-- BEGIN --

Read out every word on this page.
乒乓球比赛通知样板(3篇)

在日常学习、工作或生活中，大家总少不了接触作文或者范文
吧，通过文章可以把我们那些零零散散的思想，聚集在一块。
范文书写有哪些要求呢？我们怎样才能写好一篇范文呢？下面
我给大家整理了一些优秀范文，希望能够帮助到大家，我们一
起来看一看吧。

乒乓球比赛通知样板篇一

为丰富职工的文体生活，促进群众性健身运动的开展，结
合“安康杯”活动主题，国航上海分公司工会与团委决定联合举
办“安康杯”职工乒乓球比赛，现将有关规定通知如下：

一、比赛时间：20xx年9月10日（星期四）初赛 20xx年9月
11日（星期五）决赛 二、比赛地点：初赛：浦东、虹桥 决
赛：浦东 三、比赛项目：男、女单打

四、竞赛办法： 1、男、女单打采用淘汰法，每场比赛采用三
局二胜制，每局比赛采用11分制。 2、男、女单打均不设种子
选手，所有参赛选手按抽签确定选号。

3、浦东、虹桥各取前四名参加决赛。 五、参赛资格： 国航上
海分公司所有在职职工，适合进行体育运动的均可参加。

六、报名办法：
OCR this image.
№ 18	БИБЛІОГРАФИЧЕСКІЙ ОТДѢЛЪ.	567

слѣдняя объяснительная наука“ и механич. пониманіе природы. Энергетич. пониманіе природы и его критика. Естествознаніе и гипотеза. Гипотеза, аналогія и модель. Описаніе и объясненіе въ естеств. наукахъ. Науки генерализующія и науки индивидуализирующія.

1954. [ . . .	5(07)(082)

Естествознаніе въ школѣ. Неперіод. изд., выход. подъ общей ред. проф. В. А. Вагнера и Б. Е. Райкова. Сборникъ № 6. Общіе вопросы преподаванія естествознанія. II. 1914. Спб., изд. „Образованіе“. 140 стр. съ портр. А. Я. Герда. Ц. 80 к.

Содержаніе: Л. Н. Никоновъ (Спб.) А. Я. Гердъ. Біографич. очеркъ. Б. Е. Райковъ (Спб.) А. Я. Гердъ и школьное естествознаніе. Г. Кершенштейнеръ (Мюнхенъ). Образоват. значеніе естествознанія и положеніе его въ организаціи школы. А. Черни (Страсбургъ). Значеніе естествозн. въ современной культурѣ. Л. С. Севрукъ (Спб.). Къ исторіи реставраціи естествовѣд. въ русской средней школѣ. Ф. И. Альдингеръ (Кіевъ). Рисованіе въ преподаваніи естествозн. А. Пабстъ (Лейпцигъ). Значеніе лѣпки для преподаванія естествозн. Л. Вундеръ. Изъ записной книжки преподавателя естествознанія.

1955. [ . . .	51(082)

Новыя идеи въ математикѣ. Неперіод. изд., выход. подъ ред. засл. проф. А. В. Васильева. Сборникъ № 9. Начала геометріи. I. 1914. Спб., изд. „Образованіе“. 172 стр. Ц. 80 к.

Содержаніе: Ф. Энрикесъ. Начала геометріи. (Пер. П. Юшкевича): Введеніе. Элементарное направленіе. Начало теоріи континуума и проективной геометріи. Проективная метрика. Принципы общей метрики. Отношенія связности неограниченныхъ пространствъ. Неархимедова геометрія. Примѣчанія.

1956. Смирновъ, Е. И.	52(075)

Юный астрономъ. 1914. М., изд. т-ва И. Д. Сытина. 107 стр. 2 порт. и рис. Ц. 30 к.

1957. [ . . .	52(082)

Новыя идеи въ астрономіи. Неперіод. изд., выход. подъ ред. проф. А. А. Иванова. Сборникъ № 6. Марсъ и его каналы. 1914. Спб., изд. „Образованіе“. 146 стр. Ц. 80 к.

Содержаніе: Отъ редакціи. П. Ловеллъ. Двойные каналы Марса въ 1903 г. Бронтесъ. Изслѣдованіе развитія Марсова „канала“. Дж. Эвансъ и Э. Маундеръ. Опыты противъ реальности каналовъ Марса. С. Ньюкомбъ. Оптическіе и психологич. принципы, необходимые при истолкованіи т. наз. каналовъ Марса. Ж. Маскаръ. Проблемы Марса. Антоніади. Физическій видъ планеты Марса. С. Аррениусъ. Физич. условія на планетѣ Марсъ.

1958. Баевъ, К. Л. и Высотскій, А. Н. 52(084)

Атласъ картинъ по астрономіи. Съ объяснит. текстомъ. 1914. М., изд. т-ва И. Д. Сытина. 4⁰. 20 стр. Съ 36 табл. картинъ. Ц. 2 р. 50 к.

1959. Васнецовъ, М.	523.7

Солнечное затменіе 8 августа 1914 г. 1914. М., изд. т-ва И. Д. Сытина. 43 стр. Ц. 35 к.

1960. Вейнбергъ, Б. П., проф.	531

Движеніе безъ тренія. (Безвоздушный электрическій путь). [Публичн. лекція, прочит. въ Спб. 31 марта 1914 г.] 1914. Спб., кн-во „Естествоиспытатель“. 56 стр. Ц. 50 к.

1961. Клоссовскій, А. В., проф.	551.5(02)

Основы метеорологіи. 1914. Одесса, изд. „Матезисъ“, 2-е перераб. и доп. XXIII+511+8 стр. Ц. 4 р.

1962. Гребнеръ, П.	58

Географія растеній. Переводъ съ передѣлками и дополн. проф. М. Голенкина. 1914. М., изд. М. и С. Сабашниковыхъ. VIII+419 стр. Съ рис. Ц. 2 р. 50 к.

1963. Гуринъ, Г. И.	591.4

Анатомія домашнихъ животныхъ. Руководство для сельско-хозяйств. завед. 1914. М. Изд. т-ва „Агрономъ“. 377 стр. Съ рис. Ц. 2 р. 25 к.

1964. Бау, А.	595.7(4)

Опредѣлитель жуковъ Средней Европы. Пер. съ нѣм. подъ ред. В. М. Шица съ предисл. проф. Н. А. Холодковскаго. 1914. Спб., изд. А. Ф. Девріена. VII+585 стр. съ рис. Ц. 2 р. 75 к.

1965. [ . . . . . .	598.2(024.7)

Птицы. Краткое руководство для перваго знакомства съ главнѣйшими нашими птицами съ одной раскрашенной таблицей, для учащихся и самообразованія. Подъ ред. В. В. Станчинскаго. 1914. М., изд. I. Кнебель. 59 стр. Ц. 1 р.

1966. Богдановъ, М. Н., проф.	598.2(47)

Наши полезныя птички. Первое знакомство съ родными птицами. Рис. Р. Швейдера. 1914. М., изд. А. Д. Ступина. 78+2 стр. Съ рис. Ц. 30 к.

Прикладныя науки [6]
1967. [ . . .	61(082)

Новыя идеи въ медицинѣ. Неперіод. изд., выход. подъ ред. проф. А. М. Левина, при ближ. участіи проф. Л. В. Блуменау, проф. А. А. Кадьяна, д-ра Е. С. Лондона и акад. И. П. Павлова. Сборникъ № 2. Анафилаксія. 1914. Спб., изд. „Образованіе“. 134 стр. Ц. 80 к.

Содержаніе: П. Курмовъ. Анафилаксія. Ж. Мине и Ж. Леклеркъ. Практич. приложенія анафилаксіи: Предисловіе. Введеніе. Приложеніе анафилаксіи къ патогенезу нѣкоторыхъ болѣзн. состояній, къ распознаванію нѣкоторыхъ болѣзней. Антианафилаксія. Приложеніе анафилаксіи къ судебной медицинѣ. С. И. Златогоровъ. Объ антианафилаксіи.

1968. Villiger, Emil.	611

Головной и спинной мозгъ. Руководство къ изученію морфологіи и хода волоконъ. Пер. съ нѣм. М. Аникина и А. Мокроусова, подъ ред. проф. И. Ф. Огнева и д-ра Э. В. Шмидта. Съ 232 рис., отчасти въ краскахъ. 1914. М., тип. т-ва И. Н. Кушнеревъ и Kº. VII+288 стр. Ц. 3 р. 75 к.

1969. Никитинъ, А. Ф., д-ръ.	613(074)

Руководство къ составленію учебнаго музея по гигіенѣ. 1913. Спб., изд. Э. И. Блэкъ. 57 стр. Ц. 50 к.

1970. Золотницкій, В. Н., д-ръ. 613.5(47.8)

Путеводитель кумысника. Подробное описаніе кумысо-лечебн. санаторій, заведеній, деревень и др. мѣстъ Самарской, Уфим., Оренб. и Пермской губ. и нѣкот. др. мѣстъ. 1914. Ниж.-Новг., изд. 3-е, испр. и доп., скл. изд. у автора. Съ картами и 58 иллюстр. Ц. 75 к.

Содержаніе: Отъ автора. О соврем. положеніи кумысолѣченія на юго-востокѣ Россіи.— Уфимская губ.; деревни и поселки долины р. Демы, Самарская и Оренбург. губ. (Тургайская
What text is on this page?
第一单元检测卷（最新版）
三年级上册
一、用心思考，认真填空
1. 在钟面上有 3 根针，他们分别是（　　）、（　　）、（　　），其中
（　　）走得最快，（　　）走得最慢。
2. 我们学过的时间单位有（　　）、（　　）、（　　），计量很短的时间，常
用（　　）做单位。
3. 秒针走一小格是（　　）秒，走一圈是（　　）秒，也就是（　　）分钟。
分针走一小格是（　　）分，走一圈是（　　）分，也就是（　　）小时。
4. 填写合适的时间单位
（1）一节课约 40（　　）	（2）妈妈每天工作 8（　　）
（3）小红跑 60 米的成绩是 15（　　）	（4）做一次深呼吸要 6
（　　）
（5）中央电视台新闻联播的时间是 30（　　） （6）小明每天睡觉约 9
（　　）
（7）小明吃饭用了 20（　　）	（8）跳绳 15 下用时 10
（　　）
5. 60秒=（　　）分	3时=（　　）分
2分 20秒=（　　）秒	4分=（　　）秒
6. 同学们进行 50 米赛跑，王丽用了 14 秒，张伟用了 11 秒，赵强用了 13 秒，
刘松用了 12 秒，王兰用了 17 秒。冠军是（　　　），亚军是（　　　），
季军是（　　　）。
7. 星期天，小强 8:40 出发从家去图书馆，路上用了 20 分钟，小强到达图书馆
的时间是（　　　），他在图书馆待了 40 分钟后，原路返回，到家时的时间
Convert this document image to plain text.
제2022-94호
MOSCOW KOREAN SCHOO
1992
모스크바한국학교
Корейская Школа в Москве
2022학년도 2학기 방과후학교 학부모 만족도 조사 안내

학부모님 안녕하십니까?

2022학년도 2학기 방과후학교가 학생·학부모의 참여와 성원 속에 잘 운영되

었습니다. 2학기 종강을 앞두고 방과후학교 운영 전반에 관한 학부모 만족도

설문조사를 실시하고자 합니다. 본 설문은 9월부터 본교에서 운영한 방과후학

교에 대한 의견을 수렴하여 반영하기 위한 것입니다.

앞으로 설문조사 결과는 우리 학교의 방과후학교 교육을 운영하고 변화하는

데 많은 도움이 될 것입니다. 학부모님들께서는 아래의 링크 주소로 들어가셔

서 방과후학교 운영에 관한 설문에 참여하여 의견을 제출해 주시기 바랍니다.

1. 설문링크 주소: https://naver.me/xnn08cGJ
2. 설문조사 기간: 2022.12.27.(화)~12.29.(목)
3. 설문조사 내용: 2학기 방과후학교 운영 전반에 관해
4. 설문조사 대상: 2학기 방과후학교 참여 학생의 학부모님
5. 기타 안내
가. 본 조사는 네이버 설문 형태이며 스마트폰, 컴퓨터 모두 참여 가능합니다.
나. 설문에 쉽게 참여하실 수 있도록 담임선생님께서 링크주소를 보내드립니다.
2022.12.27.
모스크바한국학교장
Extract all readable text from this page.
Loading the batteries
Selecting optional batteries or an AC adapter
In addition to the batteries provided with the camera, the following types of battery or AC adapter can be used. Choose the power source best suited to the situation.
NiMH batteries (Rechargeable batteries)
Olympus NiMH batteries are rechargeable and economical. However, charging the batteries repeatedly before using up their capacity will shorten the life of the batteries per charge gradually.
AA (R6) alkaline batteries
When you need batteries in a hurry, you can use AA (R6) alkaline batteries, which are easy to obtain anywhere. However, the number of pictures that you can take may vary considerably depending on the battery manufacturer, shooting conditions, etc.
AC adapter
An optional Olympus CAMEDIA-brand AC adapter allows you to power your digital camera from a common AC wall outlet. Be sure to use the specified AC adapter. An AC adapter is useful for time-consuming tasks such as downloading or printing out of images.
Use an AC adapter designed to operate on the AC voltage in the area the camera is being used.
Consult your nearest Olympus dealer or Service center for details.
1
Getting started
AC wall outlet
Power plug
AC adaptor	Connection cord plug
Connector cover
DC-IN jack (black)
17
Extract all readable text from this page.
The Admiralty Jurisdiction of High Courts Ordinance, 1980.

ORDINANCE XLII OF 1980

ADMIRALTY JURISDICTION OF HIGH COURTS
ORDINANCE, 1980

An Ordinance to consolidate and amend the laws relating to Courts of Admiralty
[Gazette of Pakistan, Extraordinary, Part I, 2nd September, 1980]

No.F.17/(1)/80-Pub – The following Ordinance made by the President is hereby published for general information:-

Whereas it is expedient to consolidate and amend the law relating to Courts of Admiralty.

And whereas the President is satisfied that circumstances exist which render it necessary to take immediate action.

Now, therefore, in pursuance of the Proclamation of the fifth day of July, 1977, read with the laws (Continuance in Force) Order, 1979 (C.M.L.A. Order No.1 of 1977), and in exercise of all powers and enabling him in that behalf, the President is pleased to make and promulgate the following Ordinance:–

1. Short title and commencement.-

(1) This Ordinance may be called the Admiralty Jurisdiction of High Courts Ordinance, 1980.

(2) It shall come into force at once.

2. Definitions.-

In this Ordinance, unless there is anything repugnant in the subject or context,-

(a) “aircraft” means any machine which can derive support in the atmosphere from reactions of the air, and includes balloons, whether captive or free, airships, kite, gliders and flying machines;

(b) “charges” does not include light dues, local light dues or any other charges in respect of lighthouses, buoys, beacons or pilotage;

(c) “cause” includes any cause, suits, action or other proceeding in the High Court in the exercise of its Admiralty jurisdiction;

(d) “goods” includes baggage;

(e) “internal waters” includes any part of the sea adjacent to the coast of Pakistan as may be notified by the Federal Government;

-- END --

Exercise prompt:
Scan the listing above and copy all lines containing the word "amend".

The result:
An Ordinance to consolidate and amend the laws relating to Courts of Admiralty
Whereas it is expedient to consolidate and amend the law relating to Courts of Admiralty.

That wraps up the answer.